### Data shown

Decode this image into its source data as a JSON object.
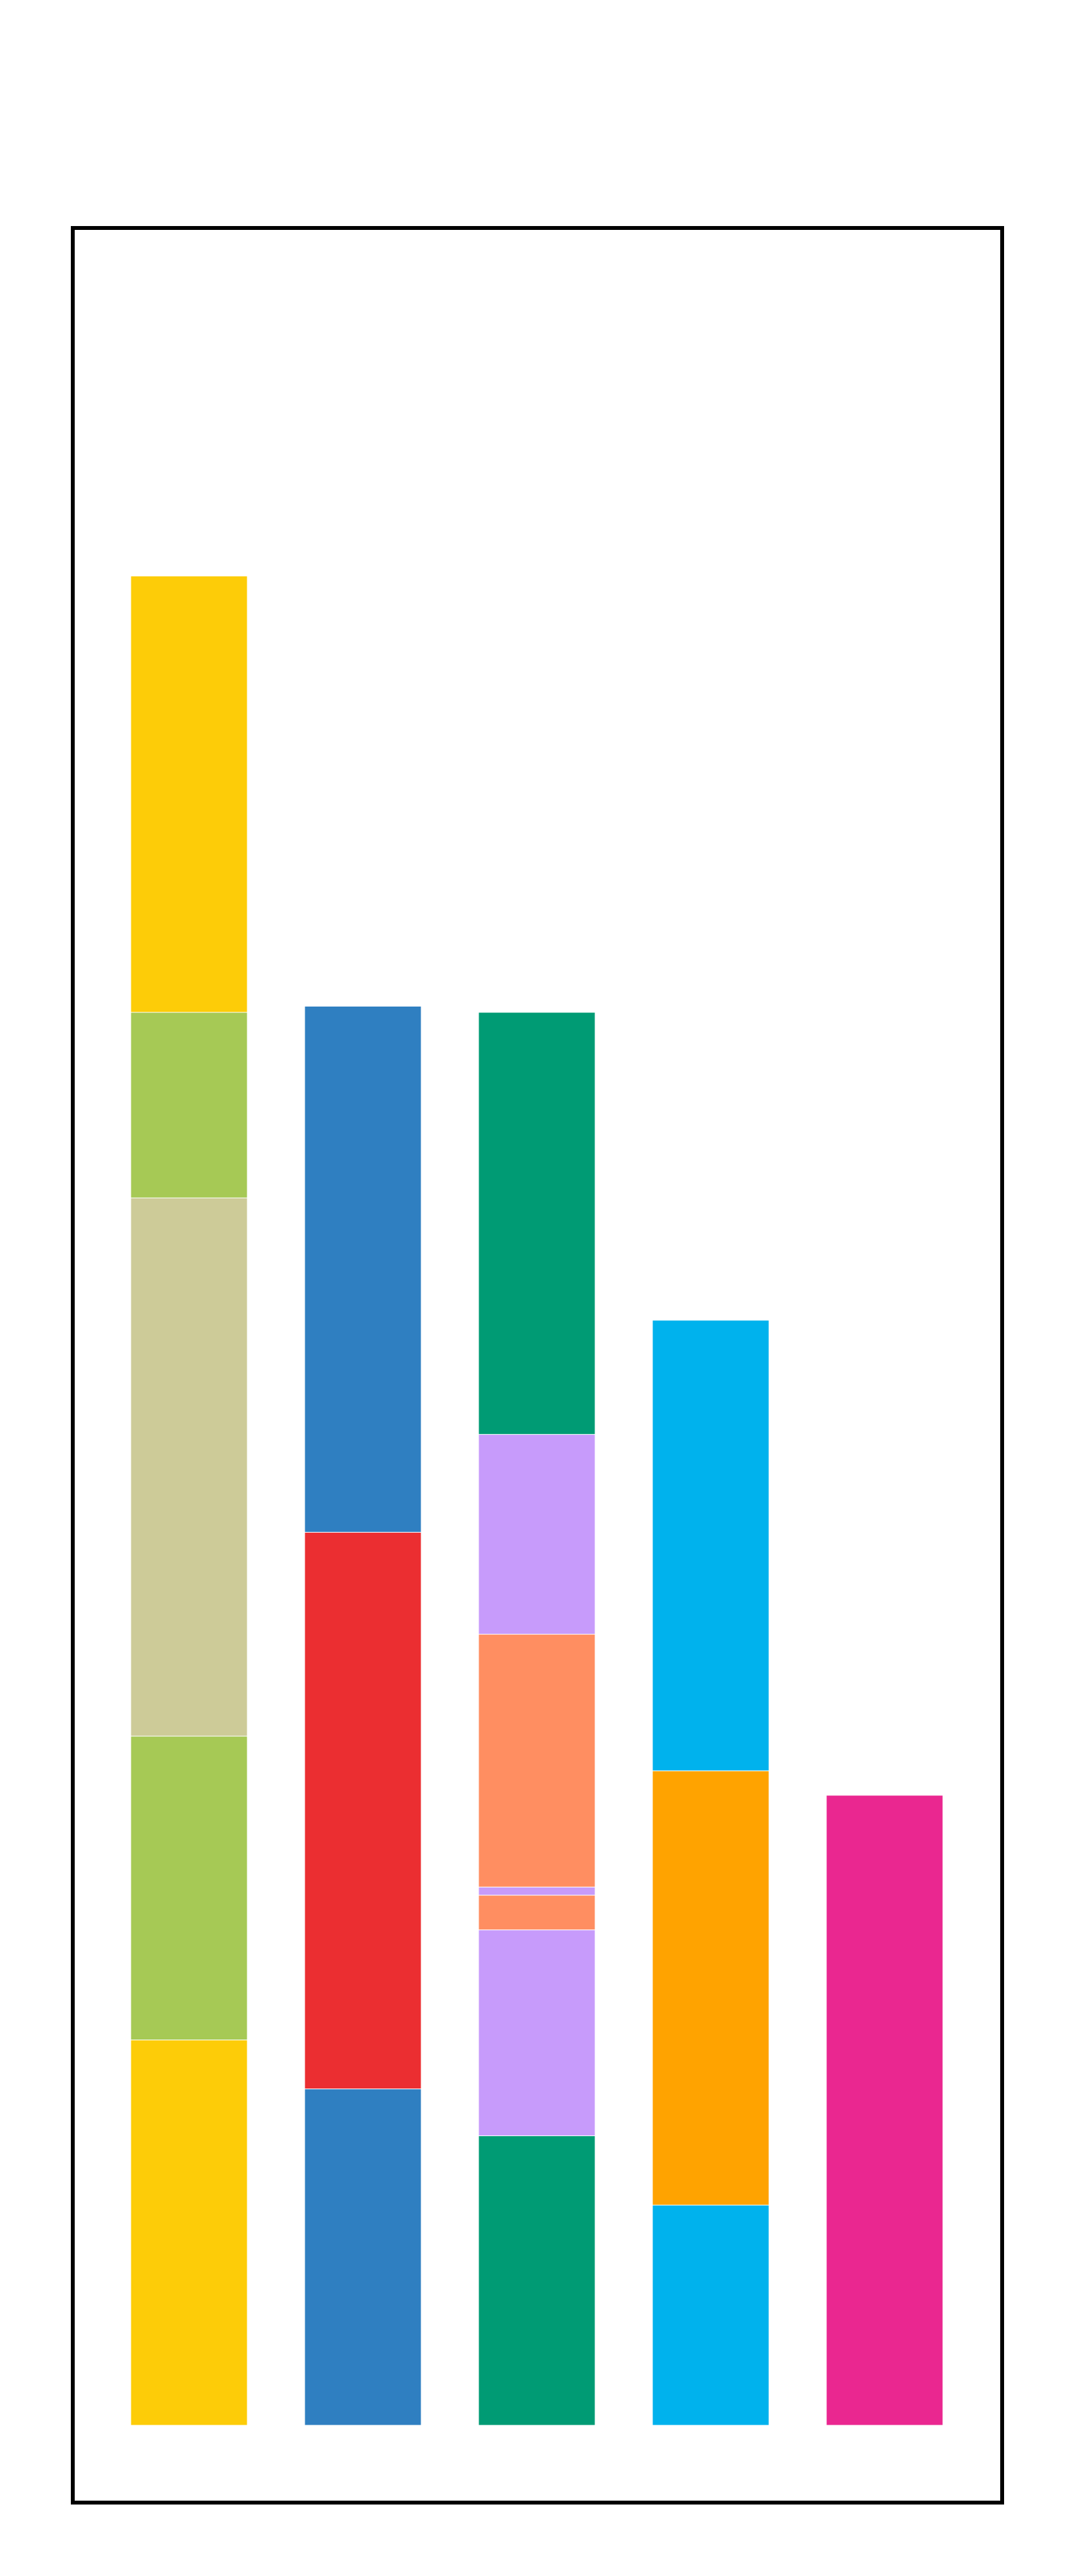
{
  "chart_data": {
    "type": "bar",
    "stacked": true,
    "title": "",
    "xlabel": "",
    "ylabel": "",
    "grid": false,
    "legend": "none",
    "axes_frame": true,
    "ylim": [
      0,
      1
    ],
    "stacks": [
      {
        "name": "",
        "segments": [
          {
            "value": 0.189,
            "color": "#FDCC08"
          },
          {
            "value": 0.149,
            "color": "#A6C955"
          },
          {
            "value": 0.264,
            "color": "#CDCB98"
          },
          {
            "value": 0.091,
            "color": "#A6C955"
          },
          {
            "value": 0.214,
            "color": "#FDCC08"
          }
        ]
      },
      {
        "name": "",
        "segments": [
          {
            "value": 0.165,
            "color": "#2F7FC1"
          },
          {
            "value": 0.273,
            "color": "#EB2E31"
          },
          {
            "value": 0.258,
            "color": "#2F7FC1"
          }
        ]
      },
      {
        "name": "",
        "segments": [
          {
            "value": 0.142,
            "color": "#009B74"
          },
          {
            "value": 0.101,
            "color": "#C79BFB"
          },
          {
            "value": 0.017,
            "color": "#FF8E61"
          },
          {
            "value": 0.004,
            "color": "#C79BFB"
          },
          {
            "value": 0.124,
            "color": "#FF8E61"
          },
          {
            "value": 0.098,
            "color": "#C79BFB"
          },
          {
            "value": 0.207,
            "color": "#009B74"
          }
        ]
      },
      {
        "name": "",
        "segments": [
          {
            "value": 0.108,
            "color": "#00B2ED"
          },
          {
            "value": 0.213,
            "color": "#FFA300"
          },
          {
            "value": 0.221,
            "color": "#00B2ED"
          }
        ]
      },
      {
        "name": "",
        "segments": [
          {
            "value": 0.309,
            "color": "#EA2790"
          }
        ]
      }
    ]
  }
}
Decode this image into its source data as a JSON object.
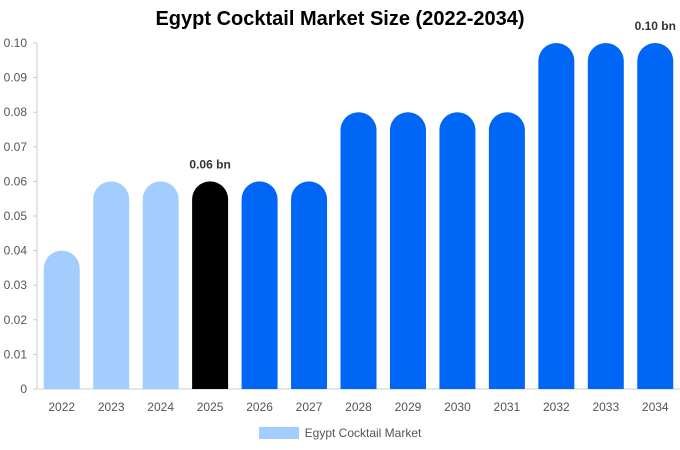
{
  "colors": {
    "historical": "#a3cdfd",
    "current": "#000000",
    "forecast": "#0066f5",
    "axis": "#cccccc",
    "grid": "#e6e6e6"
  },
  "chart_data": {
    "type": "bar",
    "title": "Egypt Cocktail Market Size (2022-2034)",
    "xlabel": "",
    "ylabel": "",
    "categories": [
      "2022",
      "2023",
      "2024",
      "2025",
      "2026",
      "2027",
      "2028",
      "2029",
      "2030",
      "2031",
      "2032",
      "2033",
      "2034"
    ],
    "series": [
      {
        "name": "Egypt Cocktail Market",
        "values": [
          0.04,
          0.06,
          0.06,
          0.06,
          0.06,
          0.06,
          0.08,
          0.08,
          0.08,
          0.08,
          0.1,
          0.1,
          0.1
        ]
      }
    ],
    "bar_color_groups": [
      "historical",
      "historical",
      "historical",
      "current",
      "forecast",
      "forecast",
      "forecast",
      "forecast",
      "forecast",
      "forecast",
      "forecast",
      "forecast",
      "forecast"
    ],
    "ylim": [
      0,
      0.1
    ],
    "yticks": [
      "0",
      "0.01",
      "0.02",
      "0.03",
      "0.04",
      "0.05",
      "0.06",
      "0.07",
      "0.08",
      "0.09",
      "0.10"
    ],
    "annotations": [
      {
        "category": "2025",
        "text": "0.06 bn"
      },
      {
        "category": "2034",
        "text": "0.10 bn"
      }
    ],
    "grid": false,
    "legend_position": "bottom-center"
  }
}
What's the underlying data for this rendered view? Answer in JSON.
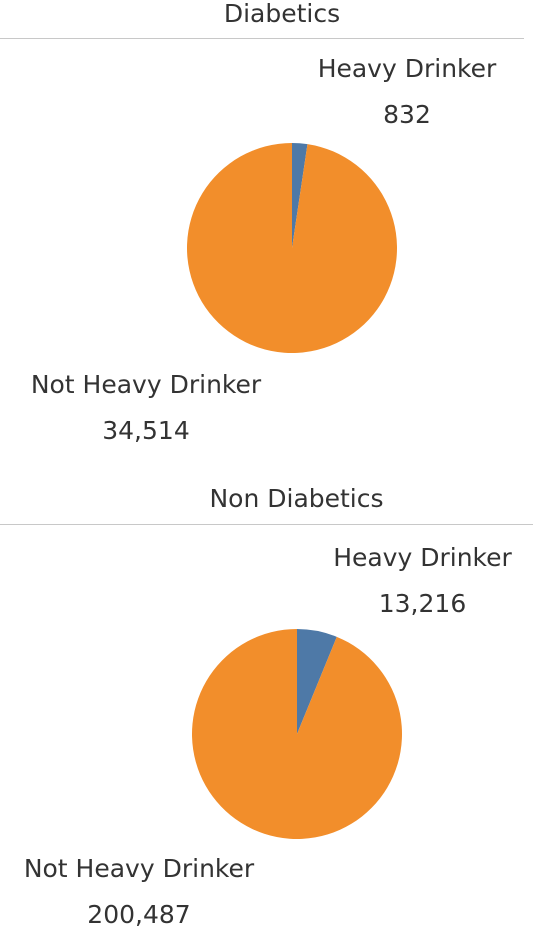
{
  "chart_data": [
    {
      "type": "pie",
      "title": "Diabetics",
      "categories": [
        "Heavy Drinker",
        "Not Heavy Drinker"
      ],
      "values": [
        832,
        34514
      ],
      "value_labels": [
        "832",
        "34,514"
      ],
      "colors": [
        "#4e79a7",
        "#f28e2b"
      ]
    },
    {
      "type": "pie",
      "title": "Non Diabetics",
      "categories": [
        "Heavy Drinker",
        "Not Heavy Drinker"
      ],
      "values": [
        13216,
        200487
      ],
      "value_labels": [
        "13,216",
        "200,487"
      ],
      "colors": [
        "#4e79a7",
        "#f28e2b"
      ]
    }
  ]
}
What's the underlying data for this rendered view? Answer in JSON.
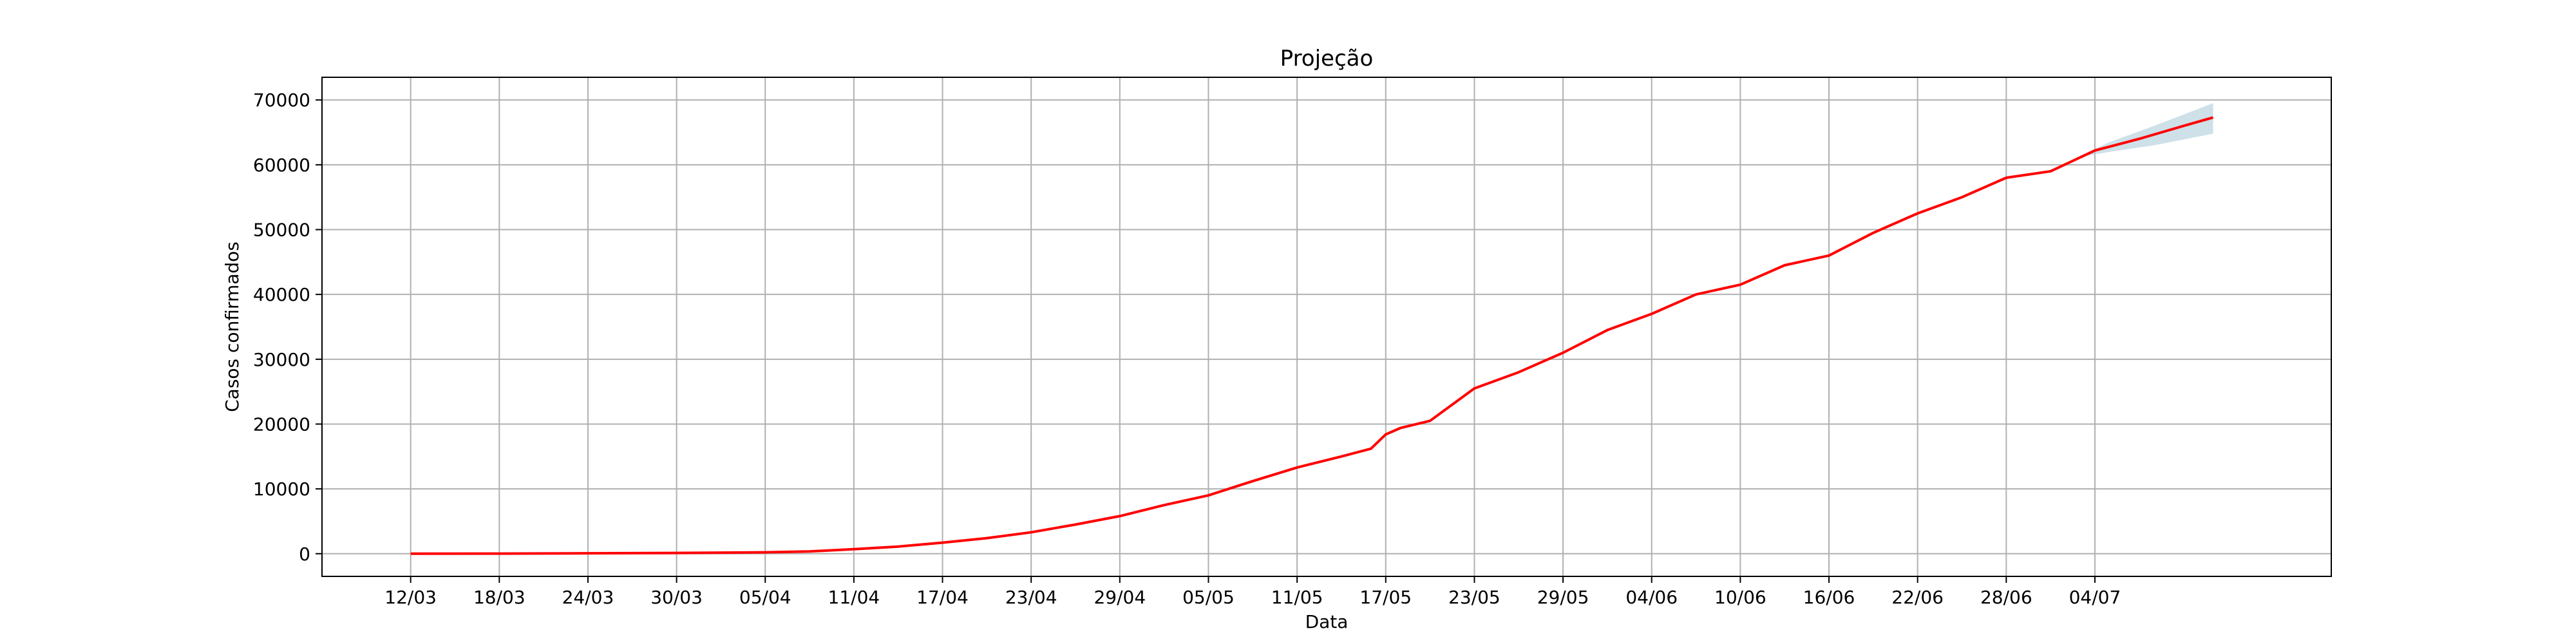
{
  "chart_data": {
    "type": "line",
    "title": "Projeção",
    "xlabel": "Data",
    "ylabel": "Casos confirmados",
    "grid": true,
    "legend": "none",
    "colors": {
      "line": "#ff0000",
      "band": "#aecbd9",
      "grid": "#b0b0b0"
    },
    "x_tick_labels": [
      "12/03",
      "18/03",
      "24/03",
      "30/03",
      "05/04",
      "11/04",
      "17/04",
      "23/04",
      "29/04",
      "05/05",
      "11/05",
      "17/05",
      "23/05",
      "29/05",
      "04/06",
      "10/06",
      "16/06",
      "22/06",
      "28/06",
      "04/07"
    ],
    "y_ticks": [
      0,
      10000,
      20000,
      30000,
      40000,
      50000,
      60000,
      70000
    ],
    "y_tick_labels": [
      "0",
      "10000",
      "20000",
      "30000",
      "40000",
      "50000",
      "60000",
      "70000"
    ],
    "xlim": [
      "2020-03-06",
      "2020-07-20"
    ],
    "ylim": [
      -3500,
      73500
    ],
    "series": [
      {
        "points": [
          [
            "2020-03-12",
            0
          ],
          [
            "2020-03-18",
            20
          ],
          [
            "2020-03-24",
            60
          ],
          [
            "2020-03-30",
            110
          ],
          [
            "2020-04-05",
            210
          ],
          [
            "2020-04-08",
            350
          ],
          [
            "2020-04-11",
            700
          ],
          [
            "2020-04-14",
            1100
          ],
          [
            "2020-04-17",
            1700
          ],
          [
            "2020-04-20",
            2400
          ],
          [
            "2020-04-23",
            3300
          ],
          [
            "2020-04-26",
            4500
          ],
          [
            "2020-04-29",
            5800
          ],
          [
            "2020-05-02",
            7500
          ],
          [
            "2020-05-05",
            9000
          ],
          [
            "2020-05-08",
            11200
          ],
          [
            "2020-05-11",
            13300
          ],
          [
            "2020-05-14",
            15000
          ],
          [
            "2020-05-16",
            16200
          ],
          [
            "2020-05-17",
            18400
          ],
          [
            "2020-05-18",
            19400
          ],
          [
            "2020-05-20",
            20500
          ],
          [
            "2020-05-23",
            25500
          ],
          [
            "2020-05-26",
            28000
          ],
          [
            "2020-05-29",
            31000
          ],
          [
            "2020-06-01",
            34500
          ],
          [
            "2020-06-04",
            37000
          ],
          [
            "2020-06-07",
            40000
          ],
          [
            "2020-06-10",
            41500
          ],
          [
            "2020-06-13",
            44500
          ],
          [
            "2020-06-16",
            46000
          ],
          [
            "2020-06-19",
            49500
          ],
          [
            "2020-06-22",
            52500
          ],
          [
            "2020-06-25",
            55000
          ],
          [
            "2020-06-28",
            58000
          ],
          [
            "2020-07-01",
            59000
          ],
          [
            "2020-07-04",
            62200
          ],
          [
            "2020-07-07",
            64000
          ],
          [
            "2020-07-10",
            66000
          ],
          [
            "2020-07-12",
            67300
          ]
        ]
      }
    ],
    "confidence_band": {
      "points": [
        [
          "2020-07-03",
          61200,
          61400
        ],
        [
          "2020-07-05",
          62000,
          63500
        ],
        [
          "2020-07-08",
          63000,
          66000
        ],
        [
          "2020-07-12",
          64800,
          69500
        ]
      ]
    }
  }
}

### Task brief
All of the entries above should be copied exactly, except for the pictures.

### Result of this exercise
Decode this image into its source data as a JSON object.
{
  "chart_data": {
    "type": "bar",
    "stacked": true,
    "title": "",
    "xlabel": "",
    "ylabel": "",
    "grid": false,
    "legend": "none",
    "axes_frame": true,
    "ylim": [
      0,
      1
    ],
    "stacks": [
      {
        "name": "",
        "segments": [
          {
            "value": 0.189,
            "color": "#FDCC08"
          },
          {
            "value": 0.149,
            "color": "#A6C955"
          },
          {
            "value": 0.264,
            "color": "#CDCB98"
          },
          {
            "value": 0.091,
            "color": "#A6C955"
          },
          {
            "value": 0.214,
            "color": "#FDCC08"
          }
        ]
      },
      {
        "name": "",
        "segments": [
          {
            "value": 0.165,
            "color": "#2F7FC1"
          },
          {
            "value": 0.273,
            "color": "#EB2E31"
          },
          {
            "value": 0.258,
            "color": "#2F7FC1"
          }
        ]
      },
      {
        "name": "",
        "segments": [
          {
            "value": 0.142,
            "color": "#009B74"
          },
          {
            "value": 0.101,
            "color": "#C79BFB"
          },
          {
            "value": 0.017,
            "color": "#FF8E61"
          },
          {
            "value": 0.004,
            "color": "#C79BFB"
          },
          {
            "value": 0.124,
            "color": "#FF8E61"
          },
          {
            "value": 0.098,
            "color": "#C79BFB"
          },
          {
            "value": 0.207,
            "color": "#009B74"
          }
        ]
      },
      {
        "name": "",
        "segments": [
          {
            "value": 0.108,
            "color": "#00B2ED"
          },
          {
            "value": 0.213,
            "color": "#FFA300"
          },
          {
            "value": 0.221,
            "color": "#00B2ED"
          }
        ]
      },
      {
        "name": "",
        "segments": [
          {
            "value": 0.309,
            "color": "#EA2790"
          }
        ]
      }
    ]
  }
}
Decode this image into its source data as a JSON object.
{
  "colors": {
    "historical": "#a3cdfd",
    "current": "#000000",
    "forecast": "#0066f5",
    "axis": "#cccccc",
    "grid": "#e6e6e6"
  },
  "chart_data": {
    "type": "bar",
    "title": "Egypt Cocktail Market Size (2022-2034)",
    "xlabel": "",
    "ylabel": "",
    "categories": [
      "2022",
      "2023",
      "2024",
      "2025",
      "2026",
      "2027",
      "2028",
      "2029",
      "2030",
      "2031",
      "2032",
      "2033",
      "2034"
    ],
    "series": [
      {
        "name": "Egypt Cocktail Market",
        "values": [
          0.04,
          0.06,
          0.06,
          0.06,
          0.06,
          0.06,
          0.08,
          0.08,
          0.08,
          0.08,
          0.1,
          0.1,
          0.1
        ]
      }
    ],
    "bar_color_groups": [
      "historical",
      "historical",
      "historical",
      "current",
      "forecast",
      "forecast",
      "forecast",
      "forecast",
      "forecast",
      "forecast",
      "forecast",
      "forecast",
      "forecast"
    ],
    "ylim": [
      0,
      0.1
    ],
    "yticks": [
      "0",
      "0.01",
      "0.02",
      "0.03",
      "0.04",
      "0.05",
      "0.06",
      "0.07",
      "0.08",
      "0.09",
      "0.10"
    ],
    "annotations": [
      {
        "category": "2025",
        "text": "0.06 bn"
      },
      {
        "category": "2034",
        "text": "0.10 bn"
      }
    ],
    "grid": false,
    "legend_position": "bottom-center"
  }
}
What's the underlying data for this rendered view? Answer in JSON.
{
  "chart_data": [
    {
      "type": "pie",
      "title": "Diabetics",
      "categories": [
        "Heavy Drinker",
        "Not Heavy Drinker"
      ],
      "values": [
        832,
        34514
      ],
      "value_labels": [
        "832",
        "34,514"
      ],
      "colors": [
        "#4e79a7",
        "#f28e2b"
      ]
    },
    {
      "type": "pie",
      "title": "Non Diabetics",
      "categories": [
        "Heavy Drinker",
        "Not Heavy Drinker"
      ],
      "values": [
        13216,
        200487
      ],
      "value_labels": [
        "13,216",
        "200,487"
      ],
      "colors": [
        "#4e79a7",
        "#f28e2b"
      ]
    }
  ]
}
What's the underlying data for this rendered view? Answer in JSON.
{
  "chart_data": {
    "type": "line",
    "title": "Projeção",
    "xlabel": "Data",
    "ylabel": "Casos confirmados",
    "grid": true,
    "legend": "none",
    "colors": {
      "line": "#ff0000",
      "band": "#aecbd9",
      "grid": "#b0b0b0"
    },
    "x_tick_labels": [
      "12/03",
      "18/03",
      "24/03",
      "30/03",
      "05/04",
      "11/04",
      "17/04",
      "23/04",
      "29/04",
      "05/05",
      "11/05",
      "17/05",
      "23/05",
      "29/05",
      "04/06",
      "10/06",
      "16/06",
      "22/06",
      "28/06",
      "04/07"
    ],
    "y_ticks": [
      0,
      10000,
      20000,
      30000,
      40000,
      50000,
      60000,
      70000
    ],
    "y_tick_labels": [
      "0",
      "10000",
      "20000",
      "30000",
      "40000",
      "50000",
      "60000",
      "70000"
    ],
    "xlim": [
      "2020-03-06",
      "2020-07-20"
    ],
    "ylim": [
      -3500,
      73500
    ],
    "series": [
      {
        "points": [
          [
            "2020-03-12",
            0
          ],
          [
            "2020-03-18",
            20
          ],
          [
            "2020-03-24",
            60
          ],
          [
            "2020-03-30",
            110
          ],
          [
            "2020-04-05",
            210
          ],
          [
            "2020-04-08",
            350
          ],
          [
            "2020-04-11",
            700
          ],
          [
            "2020-04-14",
            1100
          ],
          [
            "2020-04-17",
            1700
          ],
          [
            "2020-04-20",
            2400
          ],
          [
            "2020-04-23",
            3300
          ],
          [
            "2020-04-26",
            4500
          ],
          [
            "2020-04-29",
            5800
          ],
          [
            "2020-05-02",
            7500
          ],
          [
            "2020-05-05",
            9000
          ],
          [
            "2020-05-08",
            11200
          ],
          [
            "2020-05-11",
            13300
          ],
          [
            "2020-05-14",
            15000
          ],
          [
            "2020-05-16",
            16200
          ],
          [
            "2020-05-17",
            18400
          ],
          [
            "2020-05-18",
            19400
          ],
          [
            "2020-05-20",
            20500
          ],
          [
            "2020-05-23",
            25500
          ],
          [
            "2020-05-26",
            28000
          ],
          [
            "2020-05-29",
            31000
          ],
          [
            "2020-06-01",
            34500
          ],
          [
            "2020-06-04",
            37000
          ],
          [
            "2020-06-07",
            40000
          ],
          [
            "2020-06-10",
            41500
          ],
          [
            "2020-06-13",
            44500
          ],
          [
            "2020-06-16",
            46000
          ],
          [
            "2020-06-19",
            49500
          ],
          [
            "2020-06-22",
            52500
          ],
          [
            "2020-06-25",
            55000
          ],
          [
            "2020-06-28",
            58000
          ],
          [
            "2020-07-01",
            59000
          ],
          [
            "2020-07-04",
            62200
          ],
          [
            "2020-07-07",
            64000
          ],
          [
            "2020-07-10",
            66000
          ],
          [
            "2020-07-12",
            67300
          ]
        ]
      }
    ],
    "confidence_band": {
      "points": [
        [
          "2020-07-03",
          61200,
          61400
        ],
        [
          "2020-07-05",
          62000,
          63500
        ],
        [
          "2020-07-08",
          63000,
          66000
        ],
        [
          "2020-07-12",
          64800,
          69500
        ]
      ]
    }
  }
}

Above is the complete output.